# TASK
Copy out the material below in full, but not its images.

__________________________________________________

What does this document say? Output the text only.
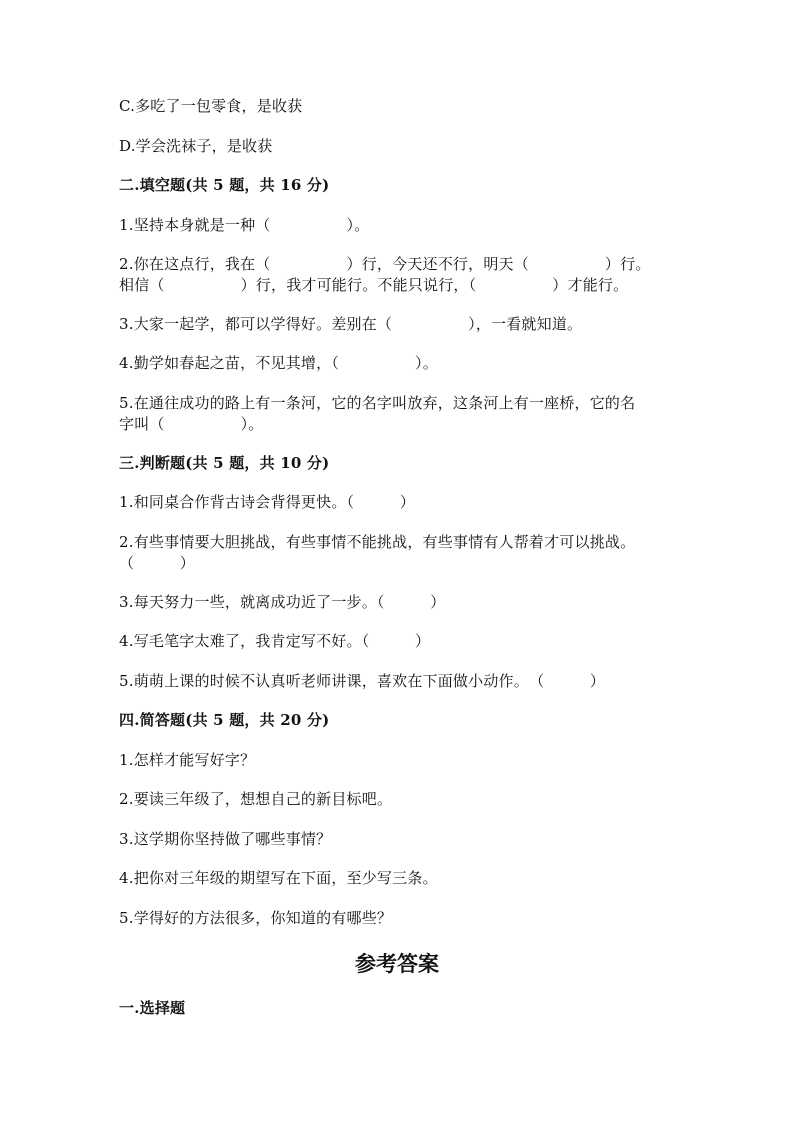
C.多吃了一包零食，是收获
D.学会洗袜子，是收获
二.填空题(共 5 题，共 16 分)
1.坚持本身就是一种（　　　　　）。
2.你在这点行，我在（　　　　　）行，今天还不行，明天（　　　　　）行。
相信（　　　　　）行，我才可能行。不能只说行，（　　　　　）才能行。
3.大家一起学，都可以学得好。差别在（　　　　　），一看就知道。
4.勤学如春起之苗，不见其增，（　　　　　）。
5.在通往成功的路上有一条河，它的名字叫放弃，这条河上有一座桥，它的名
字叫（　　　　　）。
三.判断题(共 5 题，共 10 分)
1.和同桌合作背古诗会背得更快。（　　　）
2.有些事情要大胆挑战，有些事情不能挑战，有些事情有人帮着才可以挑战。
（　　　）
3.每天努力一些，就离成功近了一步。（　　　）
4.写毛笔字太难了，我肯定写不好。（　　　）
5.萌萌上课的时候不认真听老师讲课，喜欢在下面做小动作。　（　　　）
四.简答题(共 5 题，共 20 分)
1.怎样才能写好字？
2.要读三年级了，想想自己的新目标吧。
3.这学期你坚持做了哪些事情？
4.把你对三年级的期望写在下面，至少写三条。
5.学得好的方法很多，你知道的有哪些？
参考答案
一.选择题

__________________________________________________

# THE RESPONSE
What does this document say? Output the text only.
C.多吃了一包零食，是收获
D.学会洗袜子，是收获
二.填空题(共 5 题，共 16 分)
1.坚持本身就是一种（　　　　　）。
2.你在这点行，我在（　　　　　）行，今天还不行，明天（　　　　　）行。
相信（　　　　　）行，我才可能行。不能只说行，（　　　　　）才能行。
3.大家一起学，都可以学得好。差别在（　　　　　），一看就知道。
4.勤学如春起之苗，不见其增，（　　　　　）。
5.在通往成功的路上有一条河，它的名字叫放弃，这条河上有一座桥，它的名
字叫（　　　　　）。
三.判断题(共 5 题，共 10 分)
1.和同桌合作背古诗会背得更快。（　　　）
2.有些事情要大胆挑战，有些事情不能挑战，有些事情有人帮着才可以挑战。
（　　　）
3.每天努力一些，就离成功近了一步。（　　　）
4.写毛笔字太难了，我肯定写不好。（　　　）
5.萌萌上课的时候不认真听老师讲课，喜欢在下面做小动作。　（　　　）
四.简答题(共 5 题，共 20 分)
1.怎样才能写好字？
2.要读三年级了，想想自己的新目标吧。
3.这学期你坚持做了哪些事情？
4.把你对三年级的期望写在下面，至少写三条。
5.学得好的方法很多，你知道的有哪些？
参考答案
一.选择题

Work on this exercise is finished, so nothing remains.